[Dataset records]
■ ■ ■ ■ ■ ■ ■

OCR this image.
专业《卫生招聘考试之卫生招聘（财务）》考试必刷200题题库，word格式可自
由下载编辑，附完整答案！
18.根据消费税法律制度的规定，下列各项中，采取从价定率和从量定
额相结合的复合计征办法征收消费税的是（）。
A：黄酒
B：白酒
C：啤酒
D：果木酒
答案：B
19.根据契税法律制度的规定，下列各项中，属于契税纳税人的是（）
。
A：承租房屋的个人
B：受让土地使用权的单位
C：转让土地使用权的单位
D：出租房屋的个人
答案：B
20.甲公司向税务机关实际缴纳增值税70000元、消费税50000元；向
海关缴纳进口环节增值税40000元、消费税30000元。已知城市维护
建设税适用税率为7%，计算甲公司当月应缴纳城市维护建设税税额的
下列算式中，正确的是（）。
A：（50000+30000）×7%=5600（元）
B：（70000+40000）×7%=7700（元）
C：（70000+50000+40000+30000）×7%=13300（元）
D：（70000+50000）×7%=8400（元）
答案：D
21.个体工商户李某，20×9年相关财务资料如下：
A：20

■ ■ ■ ■ ■ ■ ■

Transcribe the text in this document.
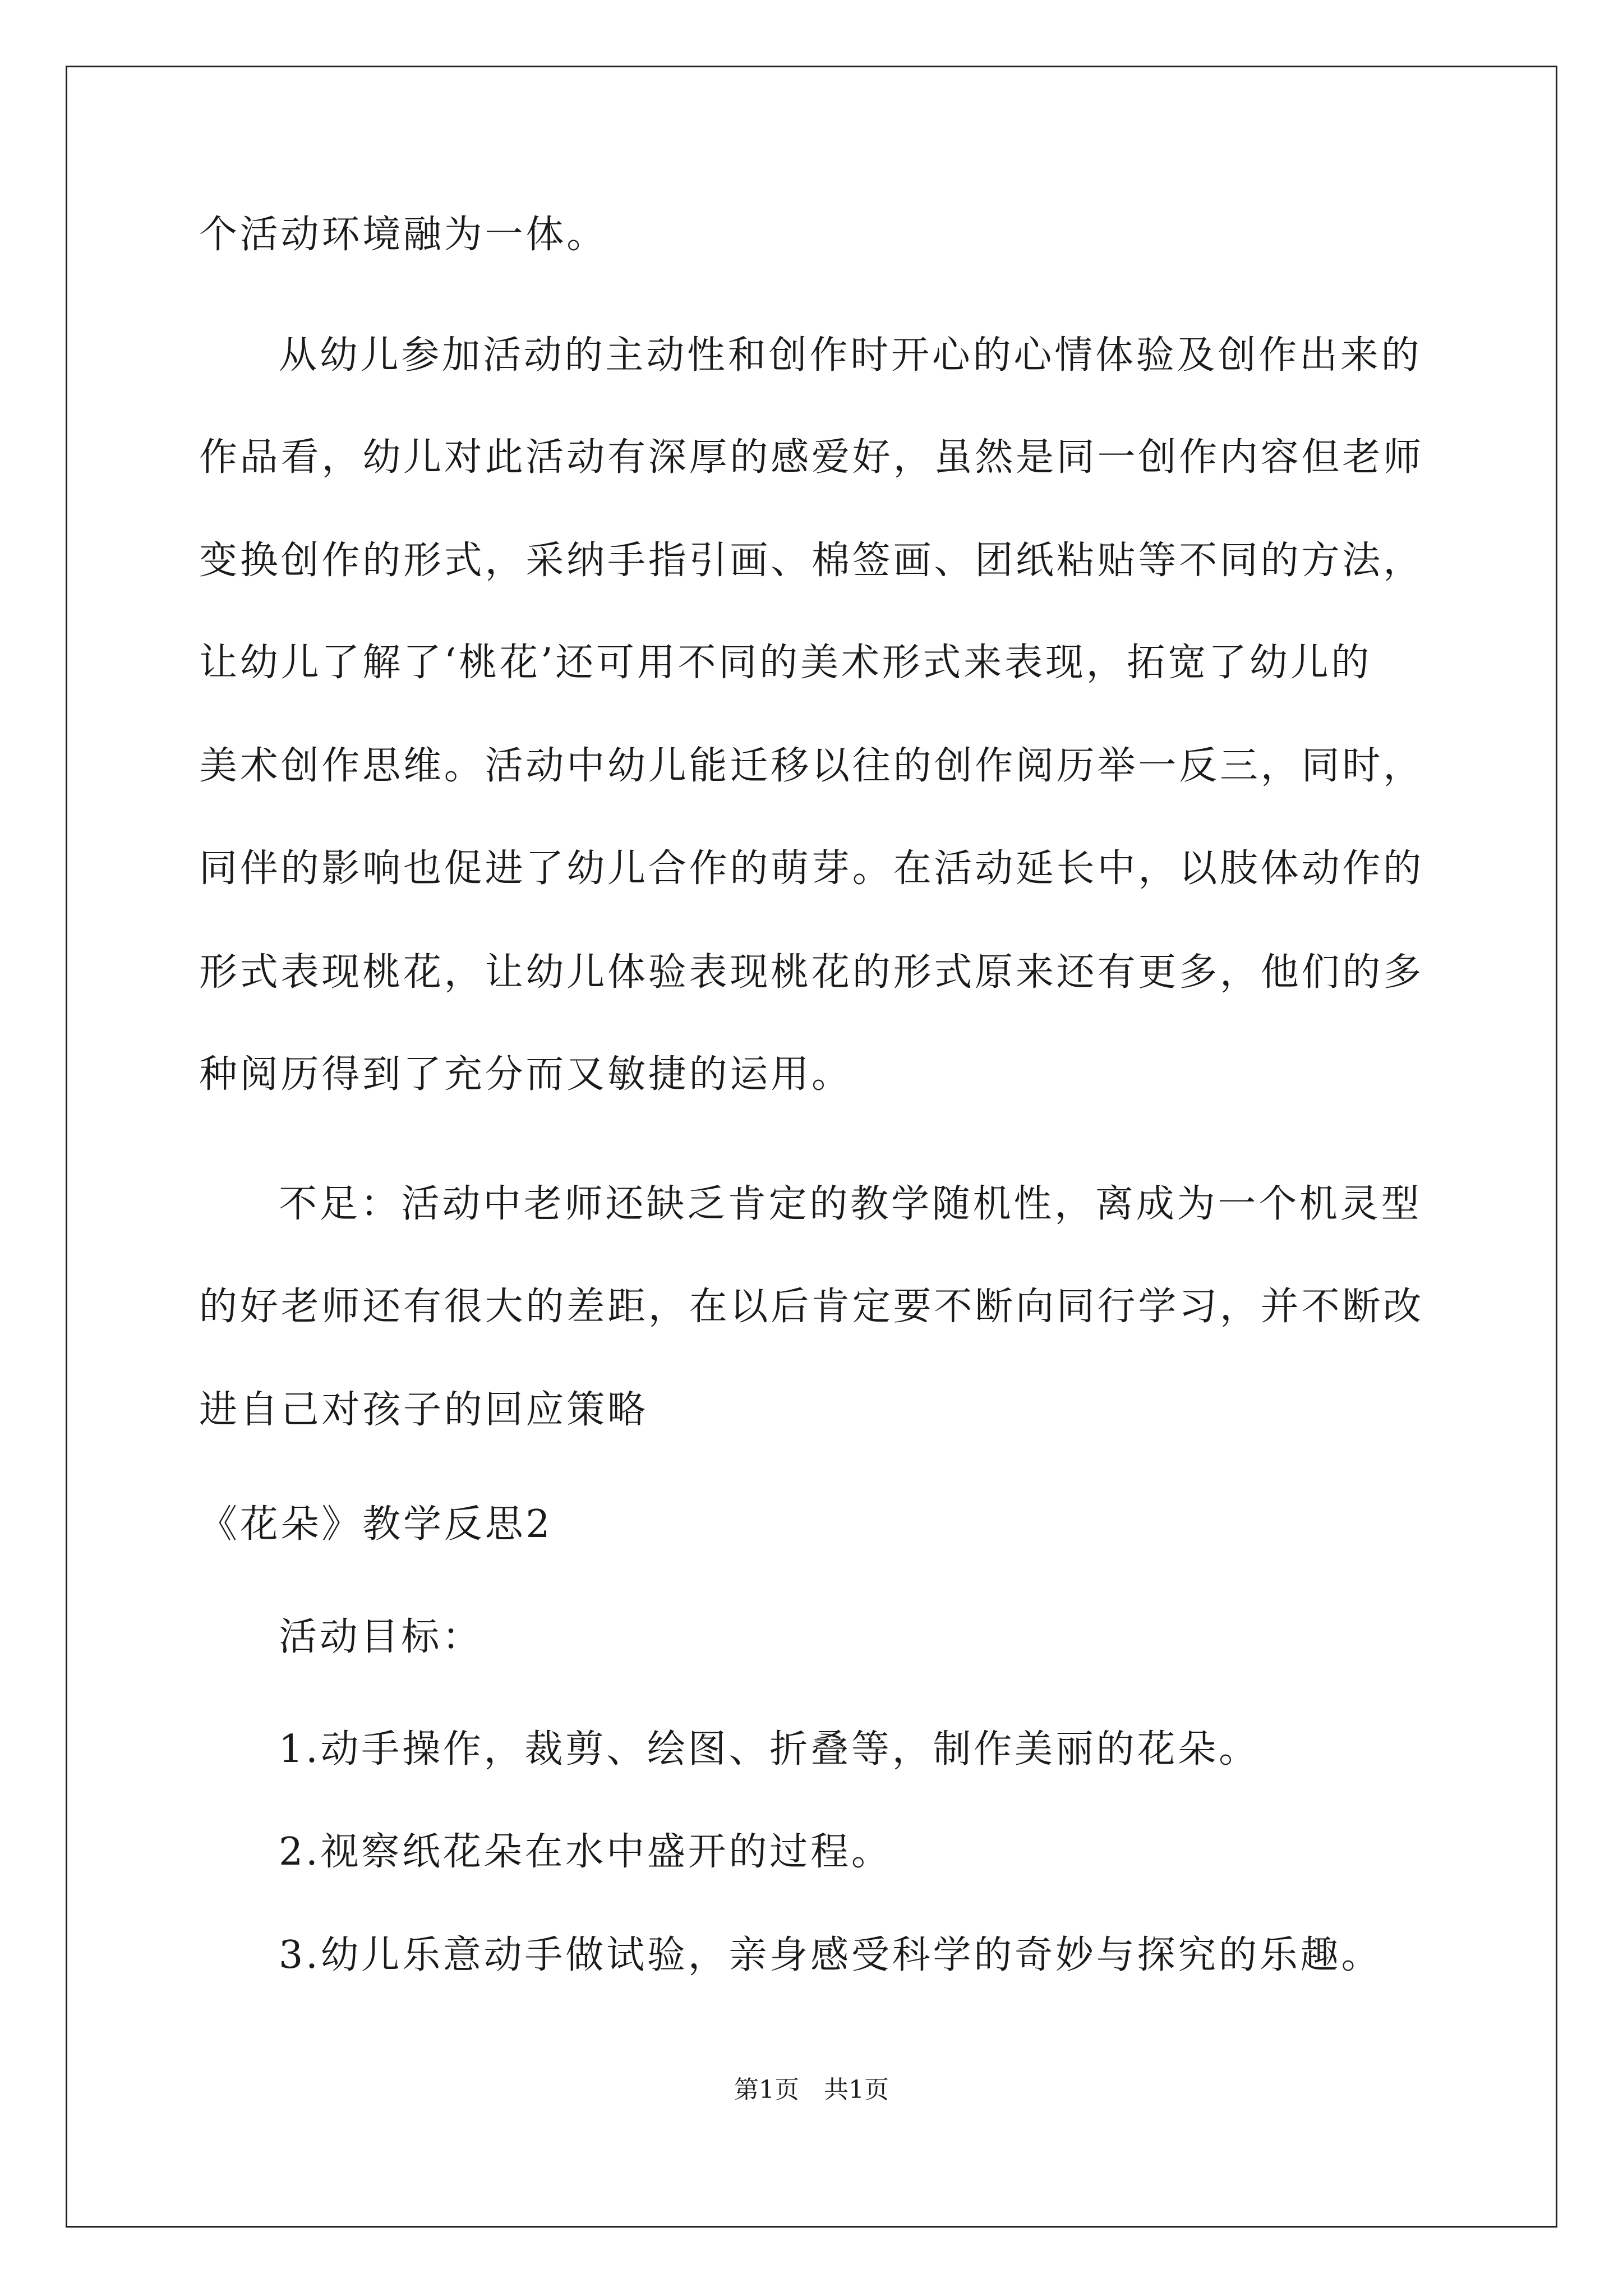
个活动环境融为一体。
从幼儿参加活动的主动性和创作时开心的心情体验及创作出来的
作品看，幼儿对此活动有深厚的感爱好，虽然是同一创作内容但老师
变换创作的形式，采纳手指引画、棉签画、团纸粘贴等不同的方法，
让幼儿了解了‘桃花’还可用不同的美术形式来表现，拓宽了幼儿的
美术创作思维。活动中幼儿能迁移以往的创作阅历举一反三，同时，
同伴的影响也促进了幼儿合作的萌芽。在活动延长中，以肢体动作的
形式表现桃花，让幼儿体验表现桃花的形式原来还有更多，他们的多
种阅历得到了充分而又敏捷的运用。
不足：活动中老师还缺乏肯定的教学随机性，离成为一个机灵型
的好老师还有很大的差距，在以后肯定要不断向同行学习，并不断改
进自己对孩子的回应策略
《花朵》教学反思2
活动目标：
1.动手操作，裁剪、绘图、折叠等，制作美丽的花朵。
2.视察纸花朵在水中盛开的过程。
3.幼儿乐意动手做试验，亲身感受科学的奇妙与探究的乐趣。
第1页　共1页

■ ■ ■ ■ ■ ■ ■

§ What you have to do
List the lines of the entries that include "下列各项中".

§ Output for this task
18.根据消费税法律制度的规定，下列各项中，采取从价定率和从量定
19.根据契税法律制度的规定，下列各项中，属于契税纳税人的是（）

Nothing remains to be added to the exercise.